§ Given exercise: Say how many lines contain "instrumento"; the answer is the number alone.

Dataset entries:
## BEGIN

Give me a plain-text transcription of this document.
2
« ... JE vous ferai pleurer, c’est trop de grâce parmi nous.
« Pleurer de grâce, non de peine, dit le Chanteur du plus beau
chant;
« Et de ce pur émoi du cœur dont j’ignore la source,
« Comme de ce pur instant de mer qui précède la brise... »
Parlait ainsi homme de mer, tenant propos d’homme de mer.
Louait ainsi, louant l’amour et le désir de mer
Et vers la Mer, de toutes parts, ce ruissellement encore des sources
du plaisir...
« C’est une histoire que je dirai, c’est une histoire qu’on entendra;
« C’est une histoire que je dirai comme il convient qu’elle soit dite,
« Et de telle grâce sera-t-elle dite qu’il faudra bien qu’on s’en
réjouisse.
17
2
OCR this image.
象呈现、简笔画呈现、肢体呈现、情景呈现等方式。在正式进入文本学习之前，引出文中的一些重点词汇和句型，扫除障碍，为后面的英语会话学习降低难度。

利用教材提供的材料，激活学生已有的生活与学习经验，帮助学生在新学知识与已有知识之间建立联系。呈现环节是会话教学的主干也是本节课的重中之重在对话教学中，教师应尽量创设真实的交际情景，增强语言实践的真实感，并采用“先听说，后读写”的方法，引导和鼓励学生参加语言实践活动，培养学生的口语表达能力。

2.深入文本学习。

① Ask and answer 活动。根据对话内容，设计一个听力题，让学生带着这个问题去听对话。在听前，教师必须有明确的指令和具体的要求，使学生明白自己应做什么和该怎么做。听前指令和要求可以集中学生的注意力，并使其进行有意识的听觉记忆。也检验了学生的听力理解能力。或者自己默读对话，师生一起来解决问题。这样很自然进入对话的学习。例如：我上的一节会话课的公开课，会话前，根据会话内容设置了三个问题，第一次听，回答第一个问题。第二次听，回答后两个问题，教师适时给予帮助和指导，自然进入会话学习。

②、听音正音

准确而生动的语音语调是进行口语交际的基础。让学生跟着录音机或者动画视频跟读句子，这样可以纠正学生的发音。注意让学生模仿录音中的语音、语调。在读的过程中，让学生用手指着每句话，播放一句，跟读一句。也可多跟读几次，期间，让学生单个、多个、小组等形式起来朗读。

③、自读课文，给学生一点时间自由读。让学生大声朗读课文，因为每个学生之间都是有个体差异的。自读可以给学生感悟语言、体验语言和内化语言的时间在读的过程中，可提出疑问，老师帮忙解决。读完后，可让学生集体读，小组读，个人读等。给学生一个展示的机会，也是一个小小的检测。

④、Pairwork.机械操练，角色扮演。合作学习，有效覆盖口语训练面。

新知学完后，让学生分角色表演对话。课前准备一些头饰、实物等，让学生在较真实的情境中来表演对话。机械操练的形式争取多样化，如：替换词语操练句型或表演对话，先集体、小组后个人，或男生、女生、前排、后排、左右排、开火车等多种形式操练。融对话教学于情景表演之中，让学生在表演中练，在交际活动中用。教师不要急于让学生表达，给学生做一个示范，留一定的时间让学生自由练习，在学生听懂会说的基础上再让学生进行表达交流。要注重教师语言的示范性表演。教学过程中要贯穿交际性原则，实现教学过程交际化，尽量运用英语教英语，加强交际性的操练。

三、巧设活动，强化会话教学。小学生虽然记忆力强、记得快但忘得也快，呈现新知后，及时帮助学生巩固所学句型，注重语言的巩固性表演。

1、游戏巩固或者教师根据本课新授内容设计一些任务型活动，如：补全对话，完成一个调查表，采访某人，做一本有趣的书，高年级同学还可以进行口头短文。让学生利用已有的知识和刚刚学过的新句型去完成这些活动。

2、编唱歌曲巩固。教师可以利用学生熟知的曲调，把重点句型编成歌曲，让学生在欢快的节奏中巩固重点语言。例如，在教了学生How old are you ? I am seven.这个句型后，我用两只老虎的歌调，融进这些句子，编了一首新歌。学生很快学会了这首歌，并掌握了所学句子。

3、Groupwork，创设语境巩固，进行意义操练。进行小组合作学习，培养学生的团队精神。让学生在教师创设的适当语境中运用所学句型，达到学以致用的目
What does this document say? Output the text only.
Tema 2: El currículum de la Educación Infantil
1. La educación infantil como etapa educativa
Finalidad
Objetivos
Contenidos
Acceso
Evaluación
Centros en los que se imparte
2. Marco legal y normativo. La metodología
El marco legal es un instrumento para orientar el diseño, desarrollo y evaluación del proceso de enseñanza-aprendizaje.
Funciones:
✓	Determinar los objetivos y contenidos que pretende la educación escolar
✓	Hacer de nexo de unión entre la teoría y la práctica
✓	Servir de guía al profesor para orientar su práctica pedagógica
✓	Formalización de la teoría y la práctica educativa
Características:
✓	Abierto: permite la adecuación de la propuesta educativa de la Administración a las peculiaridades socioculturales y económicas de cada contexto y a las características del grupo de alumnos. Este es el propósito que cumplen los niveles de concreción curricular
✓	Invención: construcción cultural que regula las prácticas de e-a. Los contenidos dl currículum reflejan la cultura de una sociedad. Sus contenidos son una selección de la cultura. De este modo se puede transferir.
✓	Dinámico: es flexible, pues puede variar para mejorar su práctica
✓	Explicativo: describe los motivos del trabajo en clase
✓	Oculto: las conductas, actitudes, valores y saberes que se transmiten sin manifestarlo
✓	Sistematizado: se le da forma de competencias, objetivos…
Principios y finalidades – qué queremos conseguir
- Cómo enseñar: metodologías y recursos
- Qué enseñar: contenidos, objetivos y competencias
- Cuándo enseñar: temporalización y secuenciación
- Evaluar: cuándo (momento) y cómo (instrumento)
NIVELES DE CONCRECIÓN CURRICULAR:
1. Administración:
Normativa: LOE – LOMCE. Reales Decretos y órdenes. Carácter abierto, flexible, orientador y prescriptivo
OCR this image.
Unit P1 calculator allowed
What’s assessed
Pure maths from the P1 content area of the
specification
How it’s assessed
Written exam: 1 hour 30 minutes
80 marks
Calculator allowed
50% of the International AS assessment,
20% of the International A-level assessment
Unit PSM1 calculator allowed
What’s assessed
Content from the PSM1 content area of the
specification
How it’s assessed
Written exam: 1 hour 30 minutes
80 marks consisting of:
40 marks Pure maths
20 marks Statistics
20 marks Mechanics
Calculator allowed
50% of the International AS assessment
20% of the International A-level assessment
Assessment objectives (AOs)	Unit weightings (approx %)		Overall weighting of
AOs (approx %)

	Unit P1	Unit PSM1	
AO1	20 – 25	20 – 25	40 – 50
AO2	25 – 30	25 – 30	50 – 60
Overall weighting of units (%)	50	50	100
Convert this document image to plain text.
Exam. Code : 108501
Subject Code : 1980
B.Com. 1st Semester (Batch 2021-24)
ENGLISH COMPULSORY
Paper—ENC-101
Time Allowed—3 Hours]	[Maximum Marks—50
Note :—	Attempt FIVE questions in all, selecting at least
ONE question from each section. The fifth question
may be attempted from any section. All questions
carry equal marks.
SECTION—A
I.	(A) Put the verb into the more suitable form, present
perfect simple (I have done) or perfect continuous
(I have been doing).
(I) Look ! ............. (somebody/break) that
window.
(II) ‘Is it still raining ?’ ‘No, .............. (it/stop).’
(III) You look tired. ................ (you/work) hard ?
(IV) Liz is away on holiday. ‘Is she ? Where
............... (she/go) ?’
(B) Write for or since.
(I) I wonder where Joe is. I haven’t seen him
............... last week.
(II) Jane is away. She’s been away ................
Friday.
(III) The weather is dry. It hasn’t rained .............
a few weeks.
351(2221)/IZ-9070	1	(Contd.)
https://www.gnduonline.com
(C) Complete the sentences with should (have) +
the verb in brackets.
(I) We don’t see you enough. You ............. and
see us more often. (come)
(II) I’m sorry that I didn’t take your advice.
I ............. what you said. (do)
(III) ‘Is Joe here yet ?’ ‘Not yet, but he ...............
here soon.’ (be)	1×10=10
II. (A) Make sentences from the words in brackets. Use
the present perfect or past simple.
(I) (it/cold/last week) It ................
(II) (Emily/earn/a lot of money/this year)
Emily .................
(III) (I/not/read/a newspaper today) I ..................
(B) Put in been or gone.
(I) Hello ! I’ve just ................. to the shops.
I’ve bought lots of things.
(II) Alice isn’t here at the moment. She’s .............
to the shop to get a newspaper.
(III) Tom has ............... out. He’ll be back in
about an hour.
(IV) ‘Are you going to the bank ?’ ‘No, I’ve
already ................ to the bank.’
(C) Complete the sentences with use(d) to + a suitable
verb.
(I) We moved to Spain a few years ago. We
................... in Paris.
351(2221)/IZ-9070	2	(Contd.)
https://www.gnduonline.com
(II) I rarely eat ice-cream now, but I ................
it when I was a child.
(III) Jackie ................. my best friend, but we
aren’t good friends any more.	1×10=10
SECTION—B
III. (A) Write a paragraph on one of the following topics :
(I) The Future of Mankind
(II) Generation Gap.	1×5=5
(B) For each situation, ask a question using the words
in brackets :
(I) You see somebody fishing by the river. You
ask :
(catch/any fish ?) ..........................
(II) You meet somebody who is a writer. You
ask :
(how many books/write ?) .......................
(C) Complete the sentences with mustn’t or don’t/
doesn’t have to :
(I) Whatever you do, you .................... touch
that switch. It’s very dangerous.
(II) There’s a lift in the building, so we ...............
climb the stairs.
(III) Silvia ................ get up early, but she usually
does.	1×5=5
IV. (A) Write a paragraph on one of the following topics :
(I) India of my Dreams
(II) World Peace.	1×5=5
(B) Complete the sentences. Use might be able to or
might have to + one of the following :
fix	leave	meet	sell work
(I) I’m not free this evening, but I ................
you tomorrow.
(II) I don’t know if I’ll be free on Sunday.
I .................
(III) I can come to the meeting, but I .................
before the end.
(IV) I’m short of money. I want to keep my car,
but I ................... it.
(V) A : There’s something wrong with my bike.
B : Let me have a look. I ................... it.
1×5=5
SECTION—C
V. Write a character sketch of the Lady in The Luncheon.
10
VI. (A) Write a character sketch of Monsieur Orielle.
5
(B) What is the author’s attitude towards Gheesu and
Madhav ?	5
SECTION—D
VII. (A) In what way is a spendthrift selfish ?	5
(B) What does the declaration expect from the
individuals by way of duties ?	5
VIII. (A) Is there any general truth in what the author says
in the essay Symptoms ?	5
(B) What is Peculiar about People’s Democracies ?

## END

§ Full answer: 2